Document text:
>>>

NF-κB’S ROLE IN ESOPHAGEAL CARCINOGENESIS
Esophageal cancer is responsible for roughly 16000 deaths in the United States per year; mortality depends on cell type (adenocarcinoma vs squamous), risk factors and location of pathology. There is increasing evidence that the NF-κB pathway mediates the progression of inflamed esophageal epithelium through carcinogenesis[30,31]. This begins when the upper GI tract is exposed to noxious stimuli that promote inflammation and foster a propensity for cancerous growth[30,31]. Examples of such stimuli include tobacco smoke, alcohol, reflux, corrosive injury, nitrosamines, HPV and thermal injury. Moreover, multiple studies link exposure to upregulation of NF-κB. One study conducted by Abdel-Latif et al showed that bile acids and low pH induced expression of NF-κB in esophageal cell lines. Similarly, another study illustrated that physiological levels of bile acid not only activated NF-κB, but also led to increased expression of the downstream protein IL-8. It is suggested that after epithelial cells are exposed to inflammatory stimuli, they defensively resort to activating the NF-κB pathway in order to prevent apoptosis and sustain existence by DNA repair. This persistence predisposes the cells to malignancy as they continue to proliferate due to genetic alterations.
Involvement of NF-κB in promoting inflammatory changes to metaplasia and the progression to esophageal cancer has been demonstrated in the literature. Current evidence supports constitutive NF-κB activity in cancerous growth of both adenocarcinoma and squamous cell carcinoma in in vivo and in vitro studies[11,36-38]. In one study, nuclear immunologic staining revealed increased nuclear expression of p50, p52 and ReI in patient biopsies of esophageal cancer cells compared to normal squamous cells. Abdel-Latif et al showed that overexpression of NF-κB in tumor tissues correlated with higher expression of Rel-A and lower expression of IκB when compared to expression levels in non-tumor cells. This was further supported by the finding that NF-κB expression was increased in patients of Barrett’s epithelium, however there was virtually no expression in patients with normal esophageal epithelium[38,39]. In another study, 40% NF-κB expression was noted in Barrett’s tissues, but markedly increased to 76% in adenocarcinomas. In addition to demonstrating NF-κB’s presence in esophageal malignancy, studies have also correlated NF-κB activity with metastasis.
It is the downstream proteins that are responsible for exerting oncogenic effects, however, and these are vital in inflammation-related tumorigenesis. A number of studies have examined this increase in inflammatory proteins specific to esophageal malignancy. O’Riordan et al demonstrated the elevation of proinflammatory cytokines IL-8 and IL-1B in esophagitis, Barrett’s epithelium and adenocarcinoma in human histological specimens. These cytokines contribute to tumor progression by regulating angiogenesis, sustaining cancer cell growth and promoting tumor cell migration. Investigators further found a significant association of NF-κB activation and cytokine upregulation in adenocarcinoma. Similar results have been found in other studies with regard to increased pro-inflammatory cytokines in esophageal cancerous growth[11,38]. Recent evidence also supports NF-κB’s role in invasion and metastasis in esophageal carcinomas as it leads to the upregulation of MMP-9 and reduction of E cadherin, two proteins involved in cell migration.

<<<

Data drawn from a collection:
>>>

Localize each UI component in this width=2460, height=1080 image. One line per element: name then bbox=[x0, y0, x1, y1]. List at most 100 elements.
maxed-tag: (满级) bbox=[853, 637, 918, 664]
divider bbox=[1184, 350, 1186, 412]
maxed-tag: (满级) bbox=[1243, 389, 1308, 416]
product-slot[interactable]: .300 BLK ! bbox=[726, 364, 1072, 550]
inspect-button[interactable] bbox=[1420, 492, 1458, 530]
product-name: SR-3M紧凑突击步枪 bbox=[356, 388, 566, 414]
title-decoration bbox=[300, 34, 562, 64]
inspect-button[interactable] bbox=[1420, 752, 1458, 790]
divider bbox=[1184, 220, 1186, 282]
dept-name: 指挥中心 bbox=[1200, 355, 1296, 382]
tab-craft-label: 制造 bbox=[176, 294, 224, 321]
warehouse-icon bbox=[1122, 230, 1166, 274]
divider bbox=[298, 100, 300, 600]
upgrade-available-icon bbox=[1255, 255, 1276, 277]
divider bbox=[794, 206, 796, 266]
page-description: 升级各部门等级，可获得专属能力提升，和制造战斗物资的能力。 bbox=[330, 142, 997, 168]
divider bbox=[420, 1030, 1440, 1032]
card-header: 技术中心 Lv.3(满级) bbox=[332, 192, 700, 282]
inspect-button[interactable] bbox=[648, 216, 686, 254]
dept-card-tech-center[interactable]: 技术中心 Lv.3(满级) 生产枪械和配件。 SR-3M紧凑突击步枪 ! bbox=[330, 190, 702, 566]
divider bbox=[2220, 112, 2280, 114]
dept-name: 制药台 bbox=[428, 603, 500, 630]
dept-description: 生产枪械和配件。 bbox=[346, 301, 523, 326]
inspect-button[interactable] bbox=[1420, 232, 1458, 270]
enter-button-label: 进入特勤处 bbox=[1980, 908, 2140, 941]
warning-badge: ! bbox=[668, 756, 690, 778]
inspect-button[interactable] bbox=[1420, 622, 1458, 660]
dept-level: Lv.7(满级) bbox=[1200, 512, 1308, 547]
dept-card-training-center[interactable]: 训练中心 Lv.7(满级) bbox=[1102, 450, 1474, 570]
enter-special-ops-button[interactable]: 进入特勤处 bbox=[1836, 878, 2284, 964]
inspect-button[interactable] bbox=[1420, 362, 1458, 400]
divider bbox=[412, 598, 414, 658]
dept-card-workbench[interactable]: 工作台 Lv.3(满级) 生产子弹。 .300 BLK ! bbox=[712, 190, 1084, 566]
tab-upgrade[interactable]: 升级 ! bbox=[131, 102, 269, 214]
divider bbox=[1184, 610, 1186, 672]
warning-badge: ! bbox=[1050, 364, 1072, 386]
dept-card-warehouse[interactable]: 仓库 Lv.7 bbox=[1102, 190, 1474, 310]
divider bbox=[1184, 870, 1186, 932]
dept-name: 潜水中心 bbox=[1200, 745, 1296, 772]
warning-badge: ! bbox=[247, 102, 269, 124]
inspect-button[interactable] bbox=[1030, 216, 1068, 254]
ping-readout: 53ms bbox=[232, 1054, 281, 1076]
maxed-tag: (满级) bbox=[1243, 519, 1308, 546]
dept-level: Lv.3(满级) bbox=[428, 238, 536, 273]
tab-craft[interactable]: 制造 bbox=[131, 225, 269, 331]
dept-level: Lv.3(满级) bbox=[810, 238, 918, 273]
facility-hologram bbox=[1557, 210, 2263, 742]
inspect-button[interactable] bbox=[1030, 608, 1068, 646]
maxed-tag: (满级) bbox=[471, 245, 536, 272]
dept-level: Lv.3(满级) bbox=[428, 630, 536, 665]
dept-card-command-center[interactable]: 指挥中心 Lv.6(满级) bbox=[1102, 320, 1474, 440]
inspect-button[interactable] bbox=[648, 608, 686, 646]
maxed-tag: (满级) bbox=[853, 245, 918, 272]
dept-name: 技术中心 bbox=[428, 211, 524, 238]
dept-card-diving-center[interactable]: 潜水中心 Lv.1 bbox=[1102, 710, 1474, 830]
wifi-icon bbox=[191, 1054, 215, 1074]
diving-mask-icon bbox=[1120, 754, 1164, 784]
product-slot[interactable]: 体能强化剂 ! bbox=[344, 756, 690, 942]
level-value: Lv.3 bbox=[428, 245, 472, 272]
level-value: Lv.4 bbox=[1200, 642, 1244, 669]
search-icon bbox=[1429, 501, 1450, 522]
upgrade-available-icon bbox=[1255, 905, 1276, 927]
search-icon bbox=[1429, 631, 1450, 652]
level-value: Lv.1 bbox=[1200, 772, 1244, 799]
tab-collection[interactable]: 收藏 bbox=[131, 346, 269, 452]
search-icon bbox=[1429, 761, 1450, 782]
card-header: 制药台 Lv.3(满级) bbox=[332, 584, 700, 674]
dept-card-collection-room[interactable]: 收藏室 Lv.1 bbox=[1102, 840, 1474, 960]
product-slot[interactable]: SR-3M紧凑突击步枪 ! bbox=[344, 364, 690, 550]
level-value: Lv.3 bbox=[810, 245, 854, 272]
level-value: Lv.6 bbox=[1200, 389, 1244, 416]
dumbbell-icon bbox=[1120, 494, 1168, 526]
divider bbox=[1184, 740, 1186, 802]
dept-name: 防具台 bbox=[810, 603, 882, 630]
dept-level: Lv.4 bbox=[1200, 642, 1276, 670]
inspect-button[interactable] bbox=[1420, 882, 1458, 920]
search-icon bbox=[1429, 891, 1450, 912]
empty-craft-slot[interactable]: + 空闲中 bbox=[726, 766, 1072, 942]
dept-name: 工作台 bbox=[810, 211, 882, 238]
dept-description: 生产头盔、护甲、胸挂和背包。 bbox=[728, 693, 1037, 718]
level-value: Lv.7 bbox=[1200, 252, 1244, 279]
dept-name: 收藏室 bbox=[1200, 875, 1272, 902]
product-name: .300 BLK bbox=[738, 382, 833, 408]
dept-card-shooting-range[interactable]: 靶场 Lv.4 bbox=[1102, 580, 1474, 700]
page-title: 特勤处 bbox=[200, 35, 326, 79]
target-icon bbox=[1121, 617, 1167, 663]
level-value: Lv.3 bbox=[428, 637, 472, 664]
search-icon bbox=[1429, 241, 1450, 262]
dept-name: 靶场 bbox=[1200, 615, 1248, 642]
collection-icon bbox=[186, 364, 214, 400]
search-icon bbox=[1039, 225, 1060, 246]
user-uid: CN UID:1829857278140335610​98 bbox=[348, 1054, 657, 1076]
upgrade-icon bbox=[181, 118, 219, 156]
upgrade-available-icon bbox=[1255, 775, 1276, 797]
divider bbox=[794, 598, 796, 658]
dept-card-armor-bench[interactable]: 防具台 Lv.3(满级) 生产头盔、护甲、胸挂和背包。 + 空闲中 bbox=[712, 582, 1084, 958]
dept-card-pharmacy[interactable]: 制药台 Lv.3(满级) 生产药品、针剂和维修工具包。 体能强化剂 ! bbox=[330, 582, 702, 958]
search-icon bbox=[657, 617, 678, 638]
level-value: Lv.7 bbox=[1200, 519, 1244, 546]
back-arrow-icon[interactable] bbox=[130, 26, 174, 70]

<<<

Task list:
(a) According to the text on NF-κB and esophageal cancer, what share of adenocarcinomas showed NF-κB expression in the study that compared them with Barrett's tissues?
(b) Please write the next part of the text on NF-κB and esophageal cancer, picking up after its final sentence.

Answers for the exercise:
(a) 76%

(b)
Another example illustrating NF-κB’s involvement in neoplastic progression is the overexpression of COX-2, an enzyme important in regulating prostaglandin synthesis. In the context of cancer, increased COX-2 activity has been shown to be associated with key pathways that control cell proliferation, migration, apoptosis, and angiogenesis. Previous studies have revealed increased simultaneous expression of NF-κB and COX-2 in cells exposed to inflammation and cells of malignant growth when compared to normal esophageal mucosa. Studies exploring the effect of COX-2 inhibitors have also shed light upon the relationship between COX-2 and progression to malignancy. Liu et al studied the effects of aspirin at different concentrations and different times in esophageal squamous cell carcinoma cell lines and found that aspirin significantly reduced COX-2 mRNA and protein expression and prostaglandin synthesis. The study’s results demonstrate a dose-dependent response to aspirin in reducing cell proliferation and inducing apoptosis. In a recent meta-analysis, use of aspirin and other COX inhibitors was shown to be associated with reduced risk of esophageal adenocarcinoma among patients. They noted that the use of COX inhibitors decreased the risk of transition from Barrett’s esophagus to esophageal cancer. Many in vivo and in vitro studies have reported similar results and advocate for aspirin use in both preventing and treating abnormal esophageal changes.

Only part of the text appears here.